▸ **Some records**
● ● ● ● ●

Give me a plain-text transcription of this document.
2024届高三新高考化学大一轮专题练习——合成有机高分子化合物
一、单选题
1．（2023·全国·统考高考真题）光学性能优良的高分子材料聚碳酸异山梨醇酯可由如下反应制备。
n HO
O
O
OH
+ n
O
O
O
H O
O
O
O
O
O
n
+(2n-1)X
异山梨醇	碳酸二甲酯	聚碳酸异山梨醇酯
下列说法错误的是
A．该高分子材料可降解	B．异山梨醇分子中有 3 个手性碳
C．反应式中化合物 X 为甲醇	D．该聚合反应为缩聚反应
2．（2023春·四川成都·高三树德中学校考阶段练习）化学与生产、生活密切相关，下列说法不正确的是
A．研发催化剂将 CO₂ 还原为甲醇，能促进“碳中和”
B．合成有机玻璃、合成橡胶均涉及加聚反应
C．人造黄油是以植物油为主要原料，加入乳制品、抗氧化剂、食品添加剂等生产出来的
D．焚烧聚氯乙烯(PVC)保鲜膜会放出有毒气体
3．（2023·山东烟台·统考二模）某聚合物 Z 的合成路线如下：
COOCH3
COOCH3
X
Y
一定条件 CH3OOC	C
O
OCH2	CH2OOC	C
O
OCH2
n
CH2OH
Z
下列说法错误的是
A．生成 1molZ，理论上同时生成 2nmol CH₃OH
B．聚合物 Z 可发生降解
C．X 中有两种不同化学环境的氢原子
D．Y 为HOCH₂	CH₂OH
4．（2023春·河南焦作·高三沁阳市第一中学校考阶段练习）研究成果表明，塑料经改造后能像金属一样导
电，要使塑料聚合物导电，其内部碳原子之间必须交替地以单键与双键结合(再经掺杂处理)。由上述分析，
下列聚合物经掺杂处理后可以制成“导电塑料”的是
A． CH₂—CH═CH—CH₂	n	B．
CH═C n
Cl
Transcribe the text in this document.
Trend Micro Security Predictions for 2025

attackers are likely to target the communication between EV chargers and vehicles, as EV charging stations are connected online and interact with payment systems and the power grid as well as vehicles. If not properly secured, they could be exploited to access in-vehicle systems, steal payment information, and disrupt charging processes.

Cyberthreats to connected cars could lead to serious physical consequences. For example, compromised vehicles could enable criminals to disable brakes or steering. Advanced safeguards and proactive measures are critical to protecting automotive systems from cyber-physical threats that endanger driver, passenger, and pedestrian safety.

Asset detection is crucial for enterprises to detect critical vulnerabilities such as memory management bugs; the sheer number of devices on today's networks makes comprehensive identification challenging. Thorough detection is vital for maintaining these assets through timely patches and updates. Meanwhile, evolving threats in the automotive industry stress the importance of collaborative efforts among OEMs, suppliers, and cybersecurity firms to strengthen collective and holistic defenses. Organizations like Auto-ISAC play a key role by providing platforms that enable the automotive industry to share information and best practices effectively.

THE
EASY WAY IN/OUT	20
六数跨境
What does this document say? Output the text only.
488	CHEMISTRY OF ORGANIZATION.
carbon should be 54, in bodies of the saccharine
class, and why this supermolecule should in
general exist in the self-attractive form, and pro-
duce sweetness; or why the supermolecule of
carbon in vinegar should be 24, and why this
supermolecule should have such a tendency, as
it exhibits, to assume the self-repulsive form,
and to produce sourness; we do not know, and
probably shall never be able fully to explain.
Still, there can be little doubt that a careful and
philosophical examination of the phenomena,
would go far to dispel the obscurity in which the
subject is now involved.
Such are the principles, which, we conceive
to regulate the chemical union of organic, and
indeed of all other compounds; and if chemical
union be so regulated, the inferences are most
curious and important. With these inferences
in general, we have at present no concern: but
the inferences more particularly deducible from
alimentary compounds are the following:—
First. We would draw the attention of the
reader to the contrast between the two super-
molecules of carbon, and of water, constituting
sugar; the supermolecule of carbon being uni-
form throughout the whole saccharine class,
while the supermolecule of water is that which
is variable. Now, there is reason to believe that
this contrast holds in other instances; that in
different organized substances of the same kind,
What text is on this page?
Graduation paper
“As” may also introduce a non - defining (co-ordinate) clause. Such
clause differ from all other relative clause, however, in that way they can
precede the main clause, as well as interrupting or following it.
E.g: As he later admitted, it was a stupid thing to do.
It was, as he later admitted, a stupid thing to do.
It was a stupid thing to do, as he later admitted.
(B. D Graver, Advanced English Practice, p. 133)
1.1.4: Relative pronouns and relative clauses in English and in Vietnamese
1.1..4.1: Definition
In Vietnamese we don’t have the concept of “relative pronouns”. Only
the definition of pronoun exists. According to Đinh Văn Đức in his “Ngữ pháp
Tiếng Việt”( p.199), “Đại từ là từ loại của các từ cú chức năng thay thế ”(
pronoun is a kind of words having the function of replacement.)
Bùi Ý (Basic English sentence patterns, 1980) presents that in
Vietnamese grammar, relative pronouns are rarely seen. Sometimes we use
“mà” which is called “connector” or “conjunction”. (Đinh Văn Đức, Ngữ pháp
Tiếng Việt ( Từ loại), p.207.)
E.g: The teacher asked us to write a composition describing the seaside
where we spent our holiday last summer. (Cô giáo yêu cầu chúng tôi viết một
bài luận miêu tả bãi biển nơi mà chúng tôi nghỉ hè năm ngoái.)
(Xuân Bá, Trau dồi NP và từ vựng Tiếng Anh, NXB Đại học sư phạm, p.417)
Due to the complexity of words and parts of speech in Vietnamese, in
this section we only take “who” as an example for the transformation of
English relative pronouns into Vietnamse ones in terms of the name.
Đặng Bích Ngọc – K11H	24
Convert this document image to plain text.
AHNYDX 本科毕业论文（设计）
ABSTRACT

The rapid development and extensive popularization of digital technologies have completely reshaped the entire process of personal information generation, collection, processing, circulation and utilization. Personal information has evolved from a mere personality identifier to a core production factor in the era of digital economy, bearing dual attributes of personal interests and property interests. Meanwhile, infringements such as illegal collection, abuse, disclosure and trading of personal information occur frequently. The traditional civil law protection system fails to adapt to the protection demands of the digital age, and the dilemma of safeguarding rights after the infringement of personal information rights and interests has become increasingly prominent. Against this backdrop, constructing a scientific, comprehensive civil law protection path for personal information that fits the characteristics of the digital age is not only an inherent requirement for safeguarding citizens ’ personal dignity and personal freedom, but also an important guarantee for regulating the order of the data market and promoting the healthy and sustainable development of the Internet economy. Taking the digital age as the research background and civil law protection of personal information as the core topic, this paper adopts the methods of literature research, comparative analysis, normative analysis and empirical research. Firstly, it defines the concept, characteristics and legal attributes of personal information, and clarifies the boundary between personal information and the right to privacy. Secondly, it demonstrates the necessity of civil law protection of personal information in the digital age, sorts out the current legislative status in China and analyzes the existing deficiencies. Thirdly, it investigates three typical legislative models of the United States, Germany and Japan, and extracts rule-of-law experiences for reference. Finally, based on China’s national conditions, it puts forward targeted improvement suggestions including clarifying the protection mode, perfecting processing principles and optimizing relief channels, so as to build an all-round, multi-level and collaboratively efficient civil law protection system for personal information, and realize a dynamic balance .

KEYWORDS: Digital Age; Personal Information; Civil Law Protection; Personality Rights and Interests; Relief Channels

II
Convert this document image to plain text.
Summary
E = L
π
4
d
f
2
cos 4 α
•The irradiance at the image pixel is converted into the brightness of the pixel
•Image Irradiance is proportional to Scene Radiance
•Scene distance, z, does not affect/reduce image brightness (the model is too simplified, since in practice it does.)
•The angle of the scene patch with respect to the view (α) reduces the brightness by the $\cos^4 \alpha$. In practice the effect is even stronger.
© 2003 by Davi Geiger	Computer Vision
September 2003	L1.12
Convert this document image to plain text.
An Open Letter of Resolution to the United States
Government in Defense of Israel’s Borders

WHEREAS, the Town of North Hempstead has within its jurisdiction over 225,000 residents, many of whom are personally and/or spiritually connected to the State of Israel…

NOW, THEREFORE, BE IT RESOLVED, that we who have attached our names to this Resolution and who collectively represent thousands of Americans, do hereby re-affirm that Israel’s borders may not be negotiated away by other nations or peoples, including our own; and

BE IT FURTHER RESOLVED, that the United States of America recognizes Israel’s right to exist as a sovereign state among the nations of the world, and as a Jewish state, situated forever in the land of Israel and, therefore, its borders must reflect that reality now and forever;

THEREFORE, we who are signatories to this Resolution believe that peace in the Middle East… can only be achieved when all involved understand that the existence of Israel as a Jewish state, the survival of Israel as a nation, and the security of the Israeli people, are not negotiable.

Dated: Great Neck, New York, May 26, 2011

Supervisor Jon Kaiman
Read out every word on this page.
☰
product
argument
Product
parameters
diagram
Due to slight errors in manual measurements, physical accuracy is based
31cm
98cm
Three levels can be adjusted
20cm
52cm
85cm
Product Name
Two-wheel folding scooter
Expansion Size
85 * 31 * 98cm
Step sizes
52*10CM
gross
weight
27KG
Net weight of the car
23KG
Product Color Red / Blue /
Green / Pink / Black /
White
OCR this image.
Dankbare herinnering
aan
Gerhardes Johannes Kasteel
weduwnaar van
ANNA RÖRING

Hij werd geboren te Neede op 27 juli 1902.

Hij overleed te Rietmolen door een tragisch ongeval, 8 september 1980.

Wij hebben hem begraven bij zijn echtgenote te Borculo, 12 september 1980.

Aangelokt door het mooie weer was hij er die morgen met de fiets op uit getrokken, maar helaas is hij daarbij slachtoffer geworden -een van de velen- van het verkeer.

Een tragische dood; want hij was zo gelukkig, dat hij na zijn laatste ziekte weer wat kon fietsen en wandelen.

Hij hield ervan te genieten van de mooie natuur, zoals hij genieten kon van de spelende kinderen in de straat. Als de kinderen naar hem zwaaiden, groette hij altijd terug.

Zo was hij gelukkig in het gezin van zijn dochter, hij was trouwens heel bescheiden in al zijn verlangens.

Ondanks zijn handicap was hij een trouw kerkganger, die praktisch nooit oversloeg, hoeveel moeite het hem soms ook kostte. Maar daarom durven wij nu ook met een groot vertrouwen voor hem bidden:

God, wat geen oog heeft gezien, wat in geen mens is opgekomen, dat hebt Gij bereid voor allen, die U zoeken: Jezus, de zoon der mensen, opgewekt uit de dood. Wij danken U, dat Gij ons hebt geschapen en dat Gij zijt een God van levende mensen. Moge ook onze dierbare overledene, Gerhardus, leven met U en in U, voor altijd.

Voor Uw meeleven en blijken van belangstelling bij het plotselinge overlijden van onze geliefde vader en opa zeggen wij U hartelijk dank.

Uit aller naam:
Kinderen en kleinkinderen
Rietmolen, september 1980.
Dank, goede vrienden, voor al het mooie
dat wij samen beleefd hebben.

● ● ● ● ●

▸ **What is being asked**
From the records above, work out how many lines contain the string "contrast". Give only the number.

▸ **The response**
2